WHAT IS ASKED ->
Filter the data for lines with the word "体験レッスン", then copy every line so identified.

- - - - - - -

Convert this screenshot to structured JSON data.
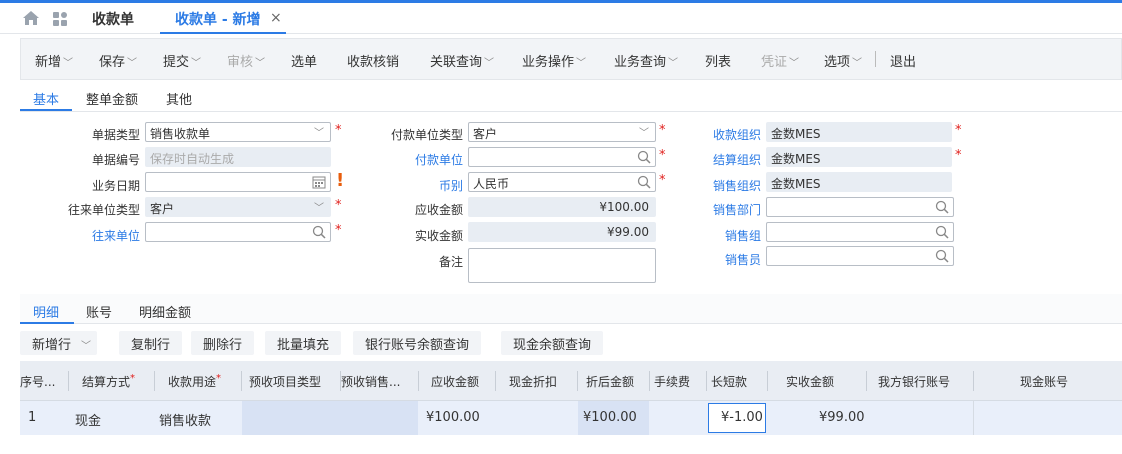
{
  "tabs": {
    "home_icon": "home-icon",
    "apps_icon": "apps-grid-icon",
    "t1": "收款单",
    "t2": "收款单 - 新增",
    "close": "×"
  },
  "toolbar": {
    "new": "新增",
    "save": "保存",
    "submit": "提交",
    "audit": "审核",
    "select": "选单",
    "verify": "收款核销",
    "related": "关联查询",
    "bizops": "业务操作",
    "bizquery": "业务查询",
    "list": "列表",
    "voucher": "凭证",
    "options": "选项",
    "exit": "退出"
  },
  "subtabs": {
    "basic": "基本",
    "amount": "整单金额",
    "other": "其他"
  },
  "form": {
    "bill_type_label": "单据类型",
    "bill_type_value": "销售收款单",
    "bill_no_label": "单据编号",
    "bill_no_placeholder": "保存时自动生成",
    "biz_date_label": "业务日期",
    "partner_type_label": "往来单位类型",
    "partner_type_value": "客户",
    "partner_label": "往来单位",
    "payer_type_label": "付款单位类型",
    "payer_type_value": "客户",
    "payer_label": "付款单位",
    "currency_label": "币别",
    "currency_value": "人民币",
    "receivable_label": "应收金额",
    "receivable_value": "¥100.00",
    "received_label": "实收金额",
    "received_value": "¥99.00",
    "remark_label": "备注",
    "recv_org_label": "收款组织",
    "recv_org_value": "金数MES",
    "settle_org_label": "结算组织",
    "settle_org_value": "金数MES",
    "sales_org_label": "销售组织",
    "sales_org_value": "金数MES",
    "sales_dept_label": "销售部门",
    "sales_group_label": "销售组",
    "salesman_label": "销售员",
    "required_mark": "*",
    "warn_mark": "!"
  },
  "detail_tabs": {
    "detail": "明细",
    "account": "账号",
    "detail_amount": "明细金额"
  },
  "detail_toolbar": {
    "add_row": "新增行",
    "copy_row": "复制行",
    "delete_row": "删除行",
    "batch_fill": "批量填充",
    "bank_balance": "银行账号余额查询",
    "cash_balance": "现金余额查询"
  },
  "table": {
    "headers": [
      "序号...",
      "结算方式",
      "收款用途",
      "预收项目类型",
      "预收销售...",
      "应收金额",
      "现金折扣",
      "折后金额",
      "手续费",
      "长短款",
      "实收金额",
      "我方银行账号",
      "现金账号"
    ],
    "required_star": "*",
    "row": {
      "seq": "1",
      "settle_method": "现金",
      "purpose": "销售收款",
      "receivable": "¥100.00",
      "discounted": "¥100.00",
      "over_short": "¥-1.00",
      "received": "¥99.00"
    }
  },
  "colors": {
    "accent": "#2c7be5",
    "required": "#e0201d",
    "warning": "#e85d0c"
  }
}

- - - - - - -

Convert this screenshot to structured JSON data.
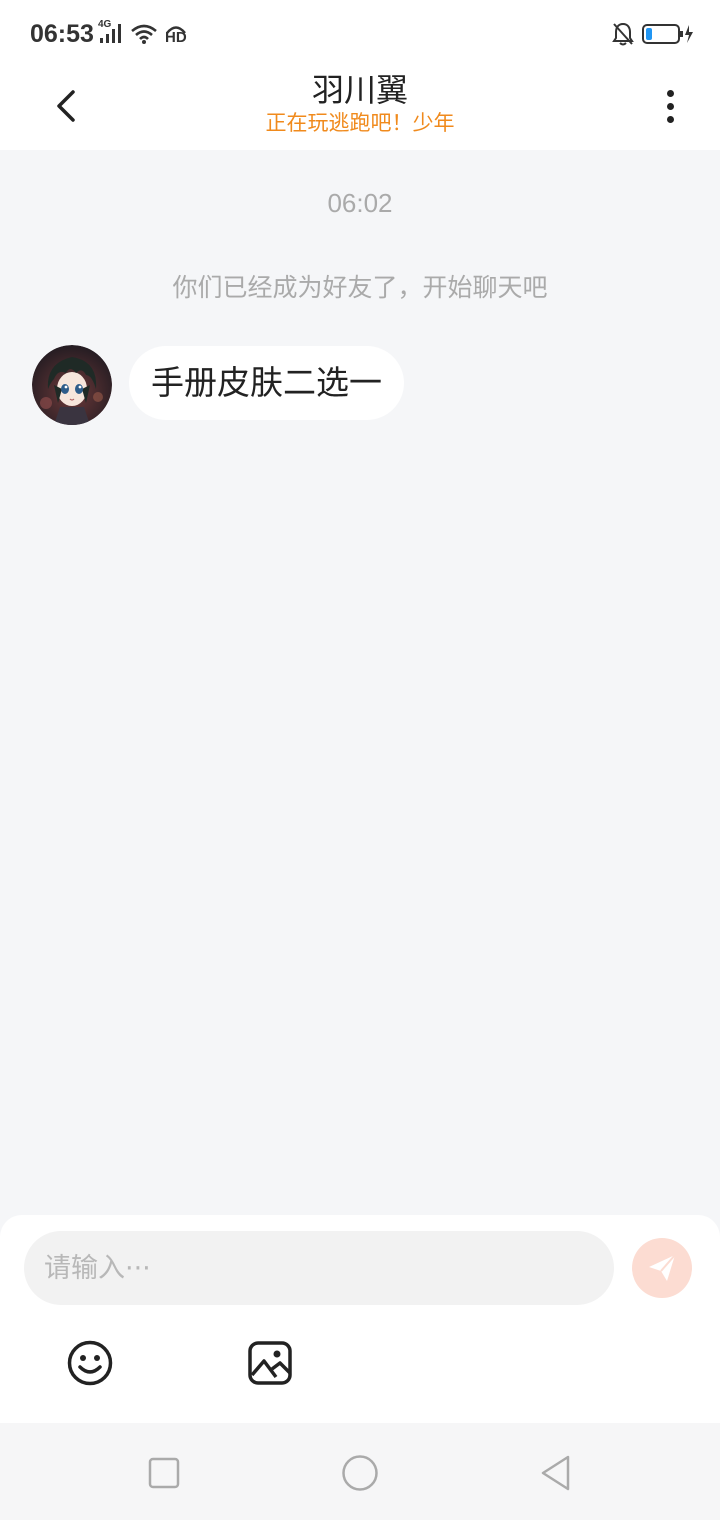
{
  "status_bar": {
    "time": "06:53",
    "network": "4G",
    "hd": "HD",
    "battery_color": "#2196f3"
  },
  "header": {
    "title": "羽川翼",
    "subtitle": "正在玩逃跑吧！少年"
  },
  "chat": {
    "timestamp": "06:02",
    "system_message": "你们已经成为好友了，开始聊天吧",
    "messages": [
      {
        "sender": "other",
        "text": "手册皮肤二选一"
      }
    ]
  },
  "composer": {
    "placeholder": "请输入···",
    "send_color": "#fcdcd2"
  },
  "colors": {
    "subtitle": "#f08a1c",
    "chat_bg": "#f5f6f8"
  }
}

- - - - - - -

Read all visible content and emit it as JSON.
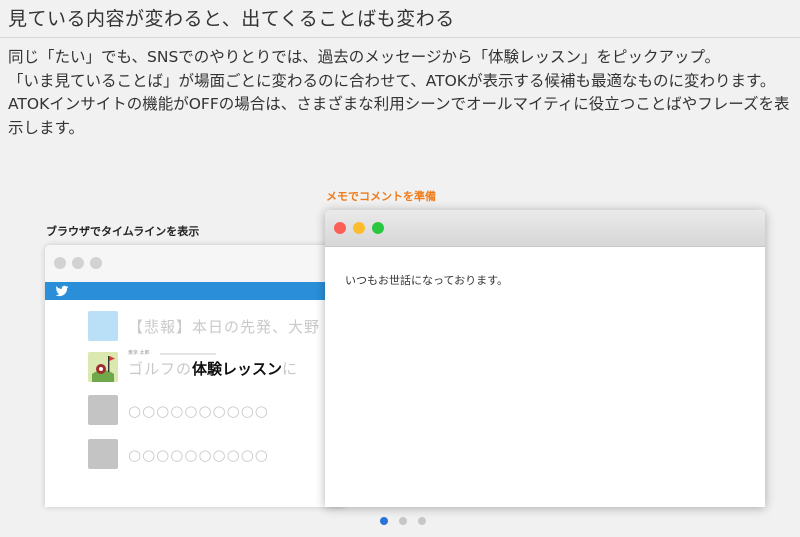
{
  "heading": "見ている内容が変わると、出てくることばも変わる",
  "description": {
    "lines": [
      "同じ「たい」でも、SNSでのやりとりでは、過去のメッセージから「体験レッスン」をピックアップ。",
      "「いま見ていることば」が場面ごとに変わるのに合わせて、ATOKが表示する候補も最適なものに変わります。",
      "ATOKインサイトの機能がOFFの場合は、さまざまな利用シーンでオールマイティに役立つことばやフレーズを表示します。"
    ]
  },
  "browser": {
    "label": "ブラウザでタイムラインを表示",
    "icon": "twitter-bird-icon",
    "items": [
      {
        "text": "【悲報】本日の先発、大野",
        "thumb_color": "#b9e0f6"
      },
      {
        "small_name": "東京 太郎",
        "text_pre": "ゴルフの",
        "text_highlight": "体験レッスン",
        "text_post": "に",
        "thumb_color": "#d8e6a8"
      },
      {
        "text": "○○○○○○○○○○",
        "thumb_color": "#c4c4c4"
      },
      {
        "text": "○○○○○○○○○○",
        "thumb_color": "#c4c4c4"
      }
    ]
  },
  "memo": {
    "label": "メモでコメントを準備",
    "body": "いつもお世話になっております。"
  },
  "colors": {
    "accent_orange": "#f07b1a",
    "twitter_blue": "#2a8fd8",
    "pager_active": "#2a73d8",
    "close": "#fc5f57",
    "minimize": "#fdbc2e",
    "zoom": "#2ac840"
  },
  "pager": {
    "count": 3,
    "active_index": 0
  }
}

- - - - - - -

TASK SOLUTION ->
      "同じ「たい」でも、SNSでのやりとりでは、過去のメッセージから「体験レッスン」をピックアップ。",
        "text_highlight": "体験レッスン",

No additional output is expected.